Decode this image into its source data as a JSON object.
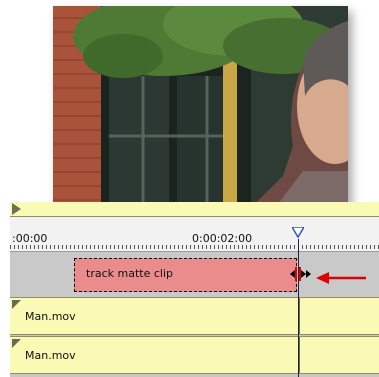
{
  "timeline": {
    "timecode_start": ":00:00",
    "timecode_mark": "0:00:02:00",
    "matte_clip_label": "track matte clip",
    "tracks": [
      {
        "clip_label": "Man.mov"
      },
      {
        "clip_label": "Man.mov"
      }
    ]
  },
  "colors": {
    "matte_clip": "#ea8c8c",
    "video_track": "#fafab4",
    "annotation_arrow": "#e00000",
    "cti_marker": "#3355cc"
  },
  "icons": {
    "playhead": "playhead-icon",
    "trim_cursor": "trim-cursor-icon",
    "annotation_arrow": "arrow-left-icon"
  }
}
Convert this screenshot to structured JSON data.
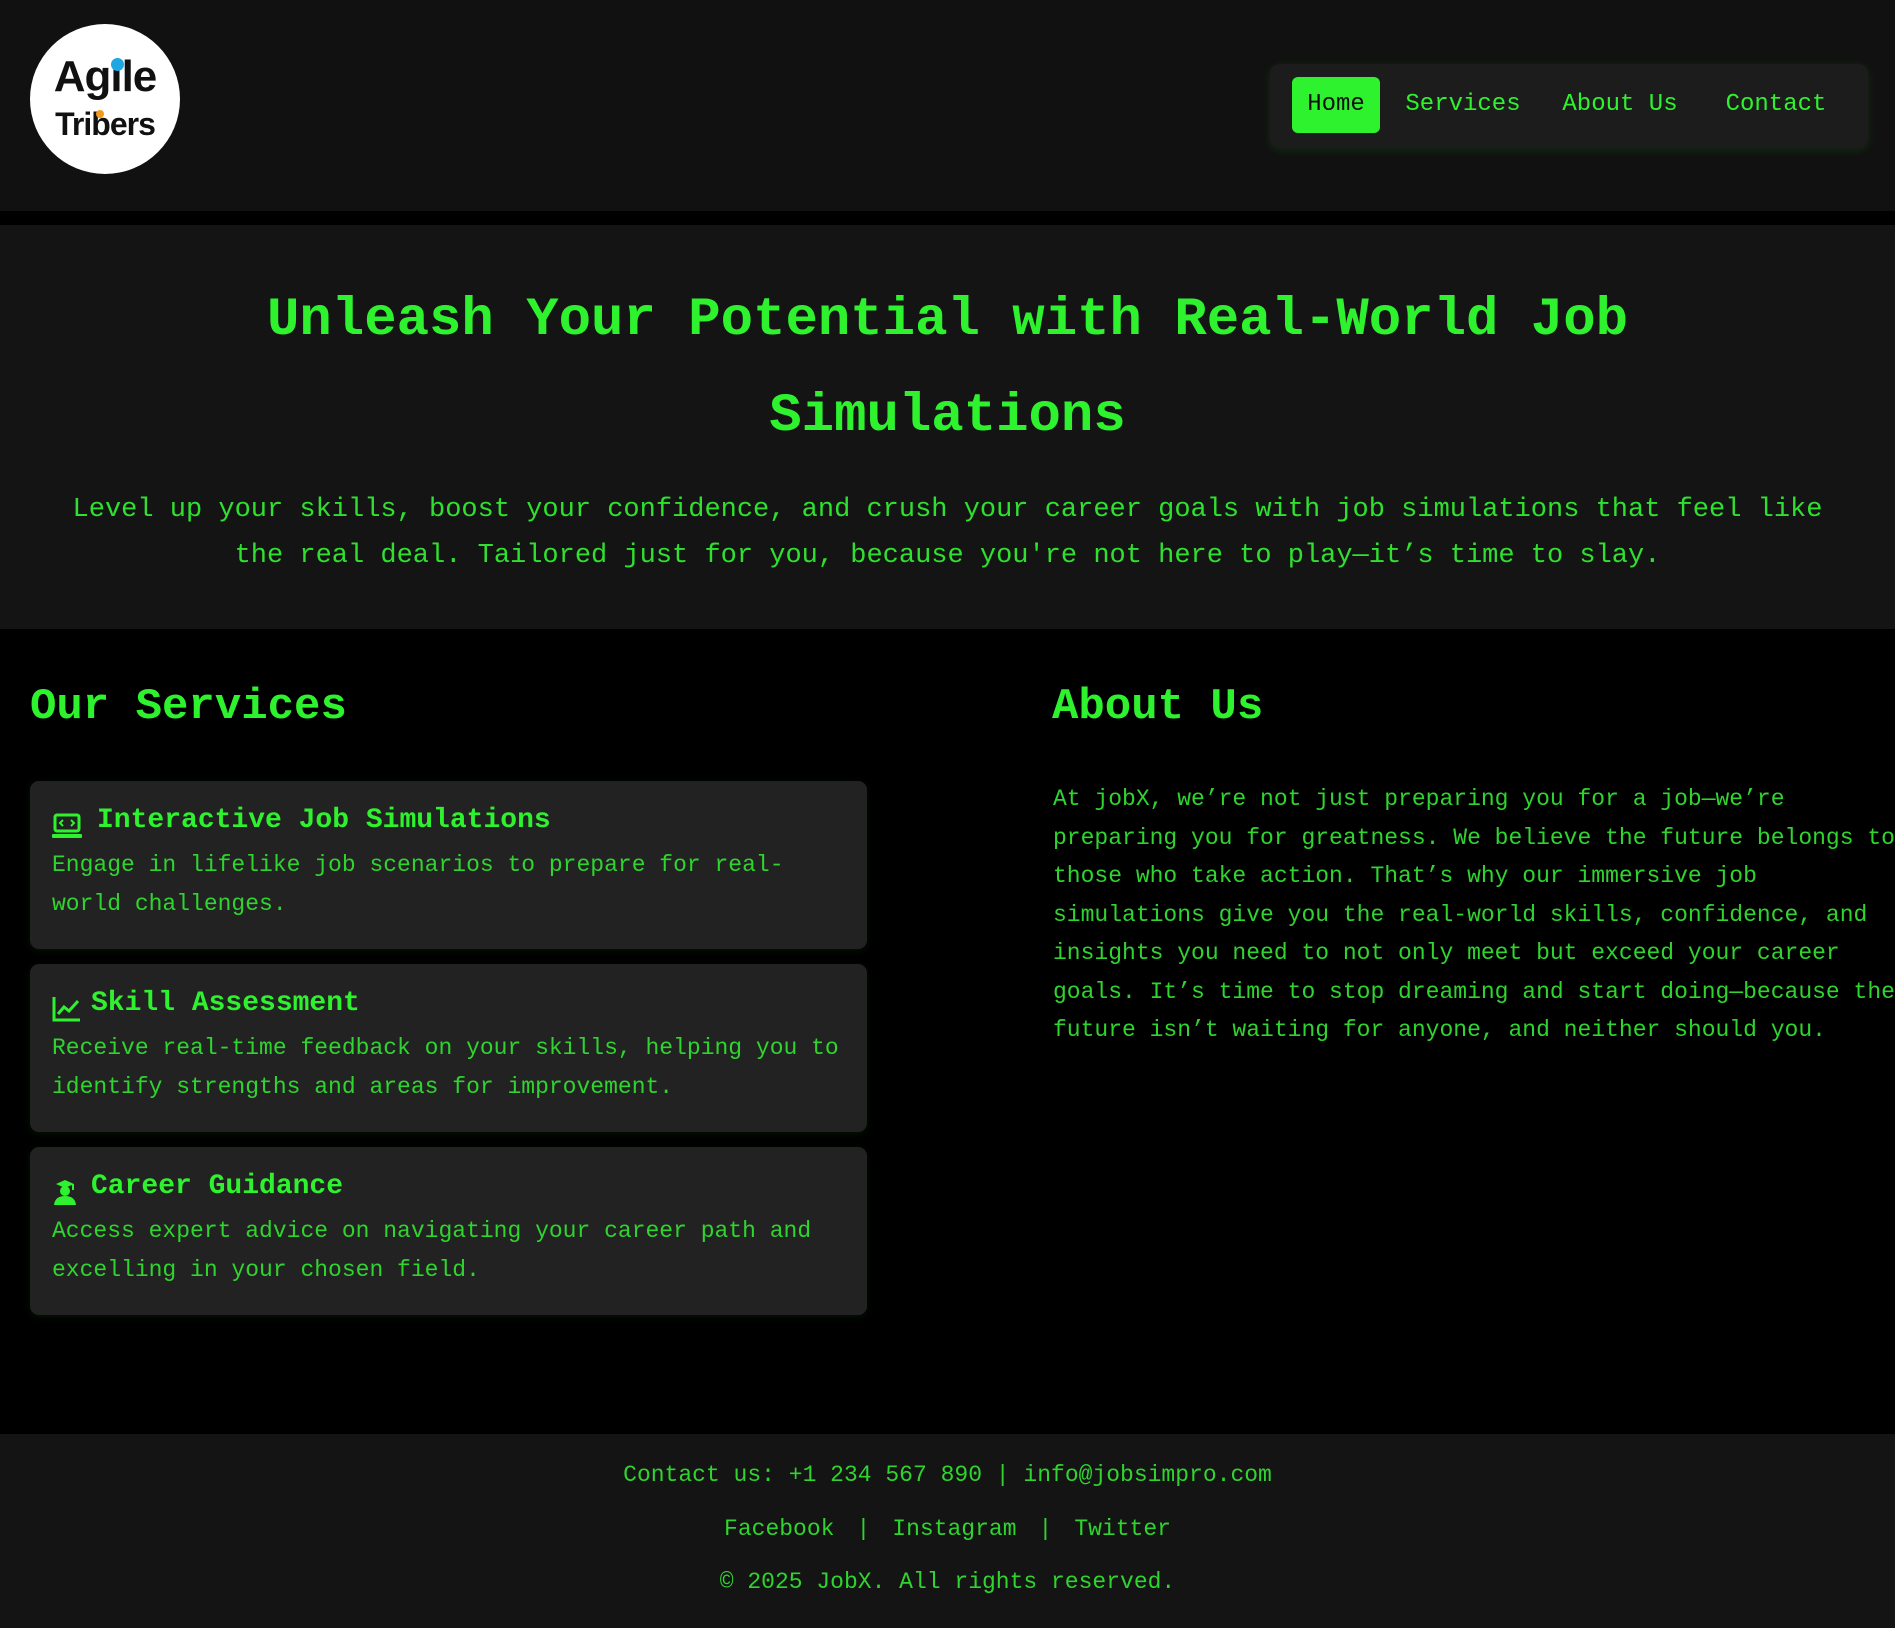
{
  "logo": {
    "line1": "Agile",
    "line2": "Tribers",
    "colors": {
      "dot_blue": "#1ea7e0",
      "dot_orange": "#f29a1b"
    }
  },
  "nav": {
    "items": [
      {
        "label": "Home",
        "active": true
      },
      {
        "label": "Services",
        "active": false
      },
      {
        "label": "About Us",
        "active": false
      },
      {
        "label": "Contact",
        "active": false
      }
    ]
  },
  "hero": {
    "title": "Unleash Your Potential with Real-World Job Simulations",
    "subtitle_line1": "Level up your skills, boost your confidence, and crush your career goals with job simulations that feel like",
    "subtitle_line2": "the real deal. Tailored just for you, because you're not here to play—it’s time to slay."
  },
  "services": {
    "heading": "Our Services",
    "cards": [
      {
        "icon": "laptop-code-icon",
        "title": "Interactive Job Simulations",
        "text": "Engage in lifelike job scenarios to prepare for real-world challenges."
      },
      {
        "icon": "chart-line-icon",
        "title": "Skill Assessment",
        "text": "Receive real-time feedback on your skills, helping you to identify strengths and areas for improvement."
      },
      {
        "icon": "graduate-icon",
        "title": "Career Guidance",
        "text": "Access expert advice on navigating your career path and excelling in your chosen field."
      }
    ]
  },
  "about": {
    "heading": "About Us",
    "text": "At jobX, we’re not just preparing you for a job—we’re preparing you for greatness. We believe the future belongs to those who take action. That’s why our immersive job simulations give you the real-world skills, confidence, and insights you need to not only meet but exceed your career goals. It’s time to stop dreaming and start doing—because the future isn’t waiting for anyone, and neither should you."
  },
  "footer": {
    "contact": "Contact us: +1 234 567 890 | info@jobsimpro.com",
    "social": [
      "Facebook",
      "Instagram",
      "Twitter"
    ],
    "separator": "|",
    "copyright": "© 2025 JobX. All rights reserved."
  },
  "colors": {
    "accent": "#2ff22f",
    "background": "#000000",
    "header_bg": "#111111",
    "card_bg": "#222222"
  }
}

— YOUR INSTRUCTIONS —
Retype the entries word for word. Omit any images.

— SOLUTION —
Decode this image into its source data as a JSON object.
{
  "timeline": {
    "timecode_start": ":00:00",
    "timecode_mark": "0:00:02:00",
    "matte_clip_label": "track matte clip",
    "tracks": [
      {
        "clip_label": "Man.mov"
      },
      {
        "clip_label": "Man.mov"
      }
    ]
  },
  "colors": {
    "matte_clip": "#ea8c8c",
    "video_track": "#fafab4",
    "annotation_arrow": "#e00000",
    "cti_marker": "#3355cc"
  },
  "icons": {
    "playhead": "playhead-icon",
    "trim_cursor": "trim-cursor-icon",
    "annotation_arrow": "arrow-left-icon"
  }
}
Convert this screenshot to structured JSON data.
{
  "logo": {
    "line1": "Agile",
    "line2": "Tribers",
    "colors": {
      "dot_blue": "#1ea7e0",
      "dot_orange": "#f29a1b"
    }
  },
  "nav": {
    "items": [
      {
        "label": "Home",
        "active": true
      },
      {
        "label": "Services",
        "active": false
      },
      {
        "label": "About Us",
        "active": false
      },
      {
        "label": "Contact",
        "active": false
      }
    ]
  },
  "hero": {
    "title": "Unleash Your Potential with Real-World Job Simulations",
    "subtitle_line1": "Level up your skills, boost your confidence, and crush your career goals with job simulations that feel like",
    "subtitle_line2": "the real deal. Tailored just for you, because you're not here to play—it’s time to slay."
  },
  "services": {
    "heading": "Our Services",
    "cards": [
      {
        "icon": "laptop-code-icon",
        "title": "Interactive Job Simulations",
        "text": "Engage in lifelike job scenarios to prepare for real-world challenges."
      },
      {
        "icon": "chart-line-icon",
        "title": "Skill Assessment",
        "text": "Receive real-time feedback on your skills, helping you to identify strengths and areas for improvement."
      },
      {
        "icon": "graduate-icon",
        "title": "Career Guidance",
        "text": "Access expert advice on navigating your career path and excelling in your chosen field."
      }
    ]
  },
  "about": {
    "heading": "About Us",
    "text": "At jobX, we’re not just preparing you for a job—we’re preparing you for greatness. We believe the future belongs to those who take action. That’s why our immersive job simulations give you the real-world skills, confidence, and insights you need to not only meet but exceed your career goals. It’s time to stop dreaming and start doing—because the future isn’t waiting for anyone, and neither should you."
  },
  "footer": {
    "contact": "Contact us: +1 234 567 890 | info@jobsimpro.com",
    "social": [
      "Facebook",
      "Instagram",
      "Twitter"
    ],
    "separator": "|",
    "copyright": "© 2025 JobX. All rights reserved."
  },
  "colors": {
    "accent": "#2ff22f",
    "background": "#000000",
    "header_bg": "#111111",
    "card_bg": "#222222"
  }
}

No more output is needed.